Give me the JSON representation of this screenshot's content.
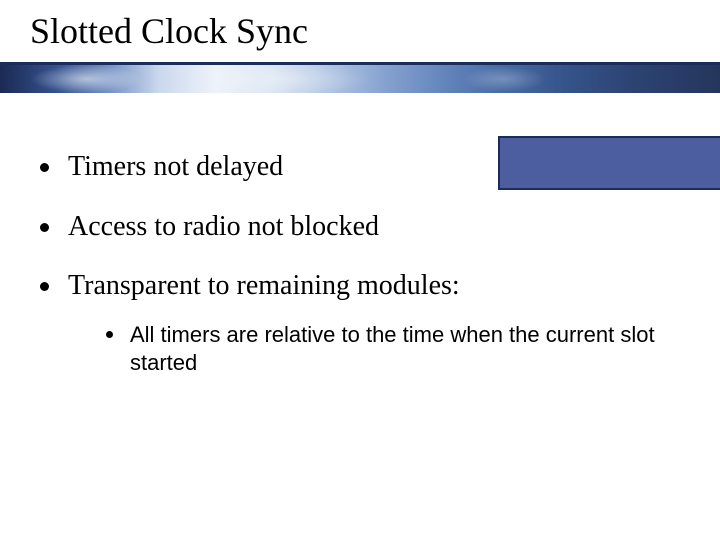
{
  "title": "Slotted Clock Sync",
  "bullets": {
    "b1": "Timers not delayed",
    "b2": "Access to radio not blocked",
    "b3": "Transparent to remaining modules:",
    "sub1": "All timers are relative to the time when the current slot started"
  },
  "colors": {
    "accent": "#1b2b5a",
    "box_fill": "#4c5ea0"
  }
}
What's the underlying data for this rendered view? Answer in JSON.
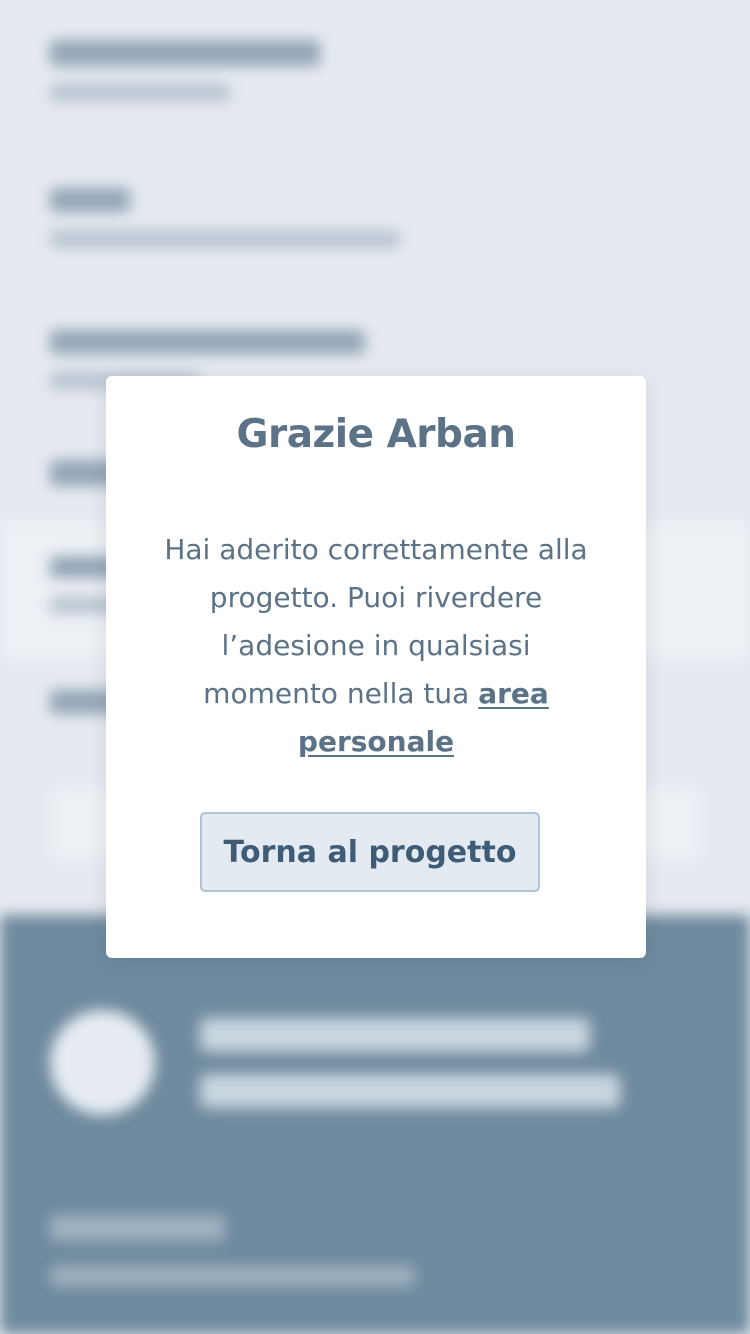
{
  "modal": {
    "title": "Grazie Arban",
    "message_text": "Hai aderito correttamente alla progetto. Puoi riverdere l’adesione in qualsiasi momento nella tua ",
    "link_label": "area personale",
    "button_label": "Torna al progetto"
  },
  "colors": {
    "modal_text": "#5c7286",
    "button_background": "#e4eaf1",
    "button_border": "#b2c3d3",
    "footer_background": "#6f8a9e"
  }
}
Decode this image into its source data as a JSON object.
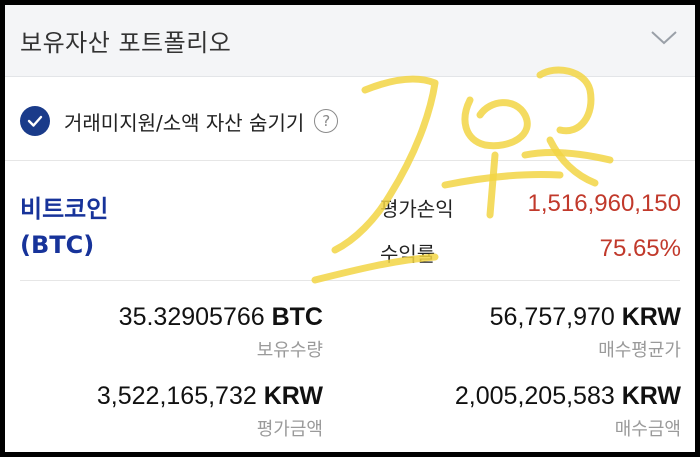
{
  "header": {
    "title": "보유자산 포트폴리오"
  },
  "filter": {
    "hide_label": "거래미지원/소액 자산 숨기기",
    "help_glyph": "?"
  },
  "coin": {
    "name": "비트코인",
    "ticker": "(BTC)"
  },
  "metrics": [
    {
      "label": "평가손익",
      "value": "1,516,960,150"
    },
    {
      "label": "수익률",
      "value": "75.65%"
    }
  ],
  "holdings": {
    "quantity": {
      "amount": "35.32905766",
      "unit": "BTC",
      "label": "보유수량"
    },
    "avg_price": {
      "amount": "56,757,970",
      "unit": "KRW",
      "label": "매수평균가"
    },
    "eval_amount": {
      "amount": "3,522,165,732",
      "unit": "KRW",
      "label": "평가금액"
    },
    "buy_amount": {
      "amount": "2,005,205,583",
      "unit": "KRW",
      "label": "매수금액"
    }
  },
  "colors": {
    "accent": "#17339a",
    "profit": "#c1392b",
    "signature": "#f2d544"
  },
  "icons": {
    "expand": "chevron-down-icon",
    "check": "check-icon",
    "help": "help-circle-icon"
  }
}
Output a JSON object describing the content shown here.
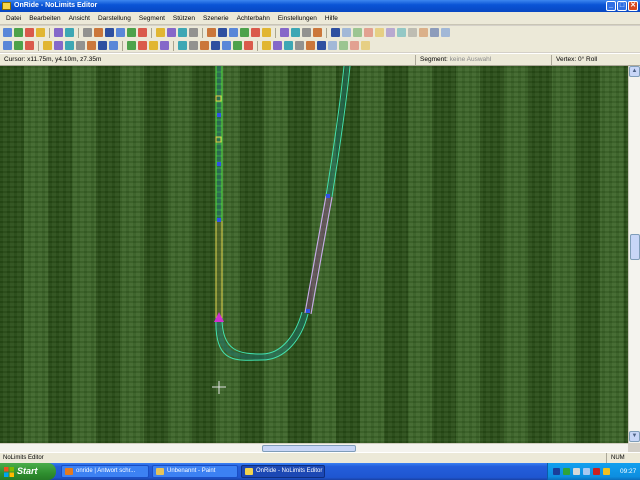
{
  "window": {
    "title": "OnRide - NoLimits Editor",
    "controls": [
      "_",
      "□",
      "✕"
    ]
  },
  "menu": [
    "Datei",
    "Bearbeiten",
    "Ansicht",
    "Darstellung",
    "Segment",
    "Stützen",
    "Szenerie",
    "Achterbahn",
    "Einstellungen",
    "Hilfe"
  ],
  "toolbar_row1": [
    "new-icon",
    "open-icon",
    "save-icon",
    "cut-icon",
    "undo-icon",
    "redo-icon",
    "track-icon",
    "track-down-icon",
    "track-up-icon",
    "track-flat-icon",
    "car-icon",
    "train-icon",
    "split-icon",
    "move-icon",
    "add-icon",
    "cross-icon",
    "camera-icon",
    "page-icon",
    "cube-icon",
    "photo-icon",
    "prev-icon",
    "next-icon",
    "warning-icon",
    "render-icon",
    "page2-icon",
    "stop-icon",
    "film-icon",
    "play-icon",
    "c1-icon",
    "c2-icon",
    "c3-icon",
    "c4-icon",
    "c5-icon",
    "c6-icon",
    "c7-icon",
    "c8-icon",
    "c9-icon"
  ],
  "toolbar_row2": [
    "coaster-icon",
    "paint-icon",
    "connect-icon",
    "support1-icon",
    "support2-icon",
    "support3-icon",
    "support4-icon",
    "support5-icon",
    "support6-icon",
    "support7-icon",
    "terrain1-icon",
    "terrain2-icon",
    "terrain3-icon",
    "grass-icon",
    "support-a-icon",
    "support-b-icon",
    "support-c-icon",
    "support-d-icon",
    "support-e-icon",
    "support-f-icon",
    "support-g-icon",
    "select-icon",
    "mode1-icon",
    "mode2-icon",
    "mode3-icon",
    "mode4-icon",
    "mode5-icon",
    "mode6-icon",
    "mode7-icon",
    "mode8-icon",
    "stop-label-icon"
  ],
  "status_row": {
    "cursor": "Cursor: x11.75m, y4.10m, z7.35m",
    "segment_label": "Segment:",
    "segment_value": "keine Auswahl",
    "vertex": "Vertex: 0° Roll"
  },
  "app_status": {
    "text": "NoLimits Editor",
    "num": "NUM"
  },
  "taskbar": {
    "start": "Start",
    "tasks": [
      {
        "label": "onride | Antwort schr...",
        "icon_color": "#e67a1c"
      },
      {
        "label": "Unbenannt - Paint",
        "icon_color": "#e5c35a"
      },
      {
        "label": "OnRide - NoLimits Editor",
        "icon_color": "#f2d34d"
      }
    ],
    "clock": "09:27"
  },
  "colors": {
    "track_selected": "#c8a8e8",
    "track_normal": "#40e0b0",
    "track_green": "#4be04b",
    "vertex_blue": "#3050e8",
    "vertex_magenta": "#d030d0",
    "grass": "#2f5a1a"
  }
}
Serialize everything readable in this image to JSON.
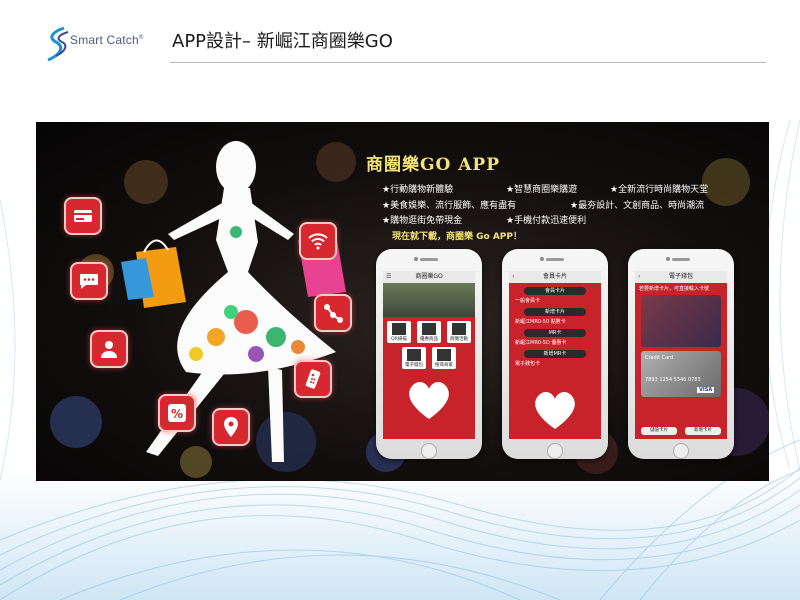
{
  "header": {
    "logo_text": "Smart Catch",
    "logo_mark": "®",
    "title": "APP設計– 新崛江商圈樂GO"
  },
  "banner": {
    "app_title": "商圈樂GO APP",
    "features": [
      "★行動購物新體驗",
      "★智慧商圈樂購遊",
      "★全新流行時尚購物天堂",
      "★美食娛樂、流行服飾、應有盡有",
      "★最夯設計、文創商品、時尚潮流",
      "★購物逛街免帶現金",
      "★手機付款迅速便利"
    ],
    "cta": "現在就下載，商圈樂 Go APP！",
    "icons": [
      "credit-card-icon",
      "chat-icon",
      "person-icon",
      "percent-icon",
      "location-pin-icon",
      "wifi-icon",
      "share-nodes-icon",
      "remote-control-icon"
    ],
    "accent": "#d7282f",
    "headline_color": "#f4e27a"
  },
  "phones": [
    {
      "title": "商圈樂GO",
      "buttons": [
        "QR掃描",
        "優惠商品",
        "商圈活動",
        "電子錢包",
        "搜尋商家"
      ]
    },
    {
      "title": "會員卡片",
      "items": [
        "會員卡片",
        "新增卡片",
        "MR卡",
        "新增MR卡",
        "電子錢包卡"
      ],
      "rows": [
        "一般會員卡",
        "新崛江MR0-50 點數卡",
        "新崛江MR0-5D 優惠卡"
      ]
    },
    {
      "title": "電子錢包",
      "note": "若要新增卡片，可直接輸入卡號",
      "card_label": "Credit Card",
      "card_number": "7893 1254 5346 0783",
      "brand": "VISA",
      "footer": [
        "儲值卡片",
        "新增卡片"
      ]
    }
  ]
}
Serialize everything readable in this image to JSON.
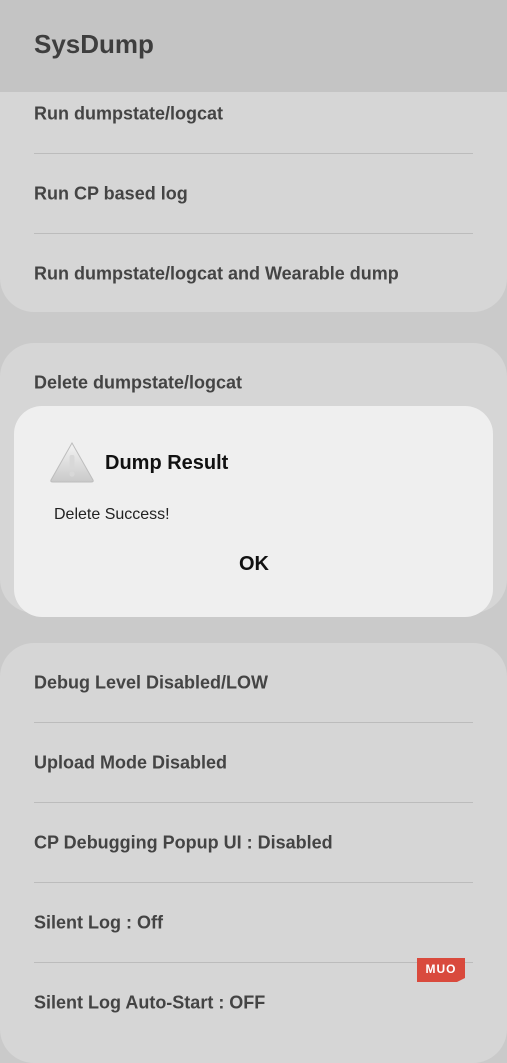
{
  "app": {
    "title": "SysDump"
  },
  "group1": [
    {
      "label": "Run dumpstate/logcat"
    },
    {
      "label": "Run CP based log"
    },
    {
      "label": "Run dumpstate/logcat and Wearable dump"
    }
  ],
  "group2": [
    {
      "label": "Delete dumpstate/logcat"
    }
  ],
  "group3": [
    {
      "label": "Debug Level Disabled/LOW"
    },
    {
      "label": "Upload Mode Disabled"
    },
    {
      "label": "CP Debugging Popup UI : Disabled"
    },
    {
      "label": "Silent Log : Off"
    },
    {
      "label": "Silent Log Auto-Start : OFF"
    }
  ],
  "dialog": {
    "title": "Dump Result",
    "message": "Delete Success!",
    "ok_label": "OK",
    "icon": "warning-icon"
  },
  "watermark": {
    "text": "MUO",
    "color": "#d94a3d"
  },
  "colors": {
    "background_dimmed": "#cacaca",
    "card": "#d6d6d6",
    "dialog": "#efefef"
  }
}
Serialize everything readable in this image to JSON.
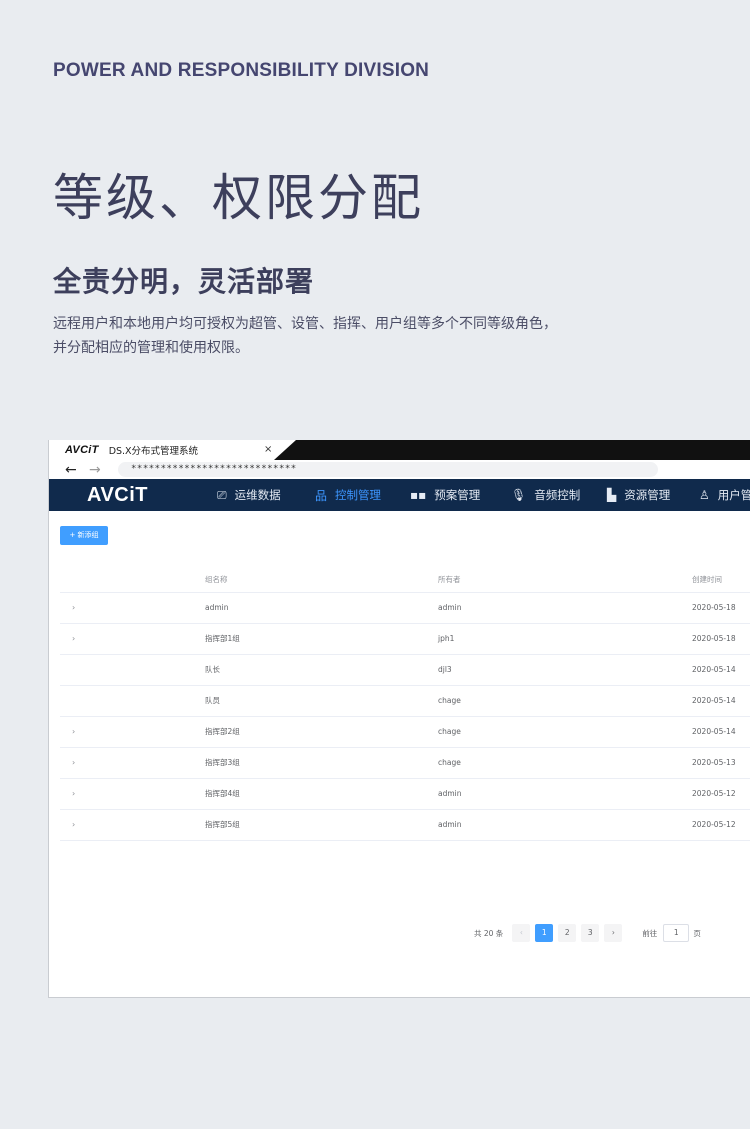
{
  "eyebrow": "POWER AND RESPONSIBILITY DIVISION",
  "headline": "等级、权限分配",
  "subheadline": "全责分明，灵活部署",
  "description_lines": [
    "远程用户和本地用户均可授权为超管、设管、指挥、用户组等多个不同等级角色，",
    "并分配相应的管理和使用权限。"
  ],
  "browser": {
    "tab_logo": "AVCiT",
    "tab_title": "DS.X分布式管理系统",
    "tab_close": "×",
    "back": "←",
    "forward": "→",
    "url": "****************************"
  },
  "app": {
    "logo": "AVCiT",
    "nav": [
      {
        "icon": "presentation-icon",
        "glyph": "⎚",
        "label": "运维数据",
        "active": false
      },
      {
        "icon": "network-icon",
        "glyph": "品",
        "label": "控制管理",
        "active": true
      },
      {
        "icon": "grid-icon",
        "glyph": "▪▪",
        "label": "预案管理",
        "active": false
      },
      {
        "icon": "microphone-icon",
        "glyph": "🎙",
        "label": "音频控制",
        "active": false
      },
      {
        "icon": "stack-icon",
        "glyph": "▙",
        "label": "资源管理",
        "active": false
      },
      {
        "icon": "user-gear-icon",
        "glyph": "♙",
        "label": "用户管理",
        "active": false
      }
    ],
    "add_button": "+ 新添组",
    "columns": [
      "组名称",
      "所有者",
      "创建时间"
    ],
    "rows": [
      {
        "expand": "›",
        "name": "admin",
        "owner": "admin",
        "date": "2020-05-18"
      },
      {
        "expand": "›",
        "name": "指挥部1组",
        "owner": "jph1",
        "date": "2020-05-18"
      },
      {
        "expand": "",
        "name": "队长",
        "owner": "djl3",
        "date": "2020-05-14"
      },
      {
        "expand": "",
        "name": "队员",
        "owner": "chage",
        "date": "2020-05-14"
      },
      {
        "expand": "›",
        "name": "指挥部2组",
        "owner": "chage",
        "date": "2020-05-14"
      },
      {
        "expand": "›",
        "name": "指挥部3组",
        "owner": "chage",
        "date": "2020-05-13"
      },
      {
        "expand": "›",
        "name": "指挥部4组",
        "owner": "admin",
        "date": "2020-05-12"
      },
      {
        "expand": "›",
        "name": "指挥部5组",
        "owner": "admin",
        "date": "2020-05-12"
      }
    ],
    "pagination": {
      "total": "共 20 条",
      "prev": "‹",
      "pages": [
        "1",
        "2",
        "3"
      ],
      "current": "1",
      "next": "›",
      "goto_label": "前往",
      "goto_value": "1",
      "goto_suffix": "页"
    }
  },
  "colors": {
    "background": "#e9ecf0",
    "heading": "#3d3f5c",
    "nav_bg": "#102a4c",
    "accent": "#409eff"
  }
}
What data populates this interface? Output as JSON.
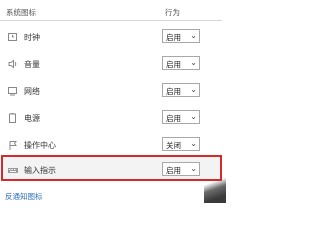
{
  "header": {
    "icons_label": "系统图标",
    "behavior_label": "行为"
  },
  "rows": [
    {
      "icon": "clock-icon",
      "label": "时钟",
      "value": "启用"
    },
    {
      "icon": "volume-icon",
      "label": "音量",
      "value": "启用"
    },
    {
      "icon": "network-icon",
      "label": "网络",
      "value": "启用"
    },
    {
      "icon": "battery-icon",
      "label": "电源",
      "value": "启用"
    },
    {
      "icon": "action-center-flag-icon",
      "label": "操作中心",
      "value": "关闭"
    },
    {
      "icon": "keyboard-icon",
      "label": "输入指示",
      "value": "启用"
    }
  ],
  "footer": {
    "link_text": "反通知图标"
  },
  "colors": {
    "highlight_border": "#d42a2a",
    "link": "#2a6ebd"
  }
}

════════

List the lines of the entries that include "this".

Give me the JSON representation of this screenshot's content.
What's the underlying data for this rendered view? Answer in JSON.
Decode this image into its source data as a JSON object.
Serialize everything readable in this image to JSON.
Serialize everything readable in this image to JSON.
Serialize everything readable in this image to JSON.
What data populates this interface? Output as JSON.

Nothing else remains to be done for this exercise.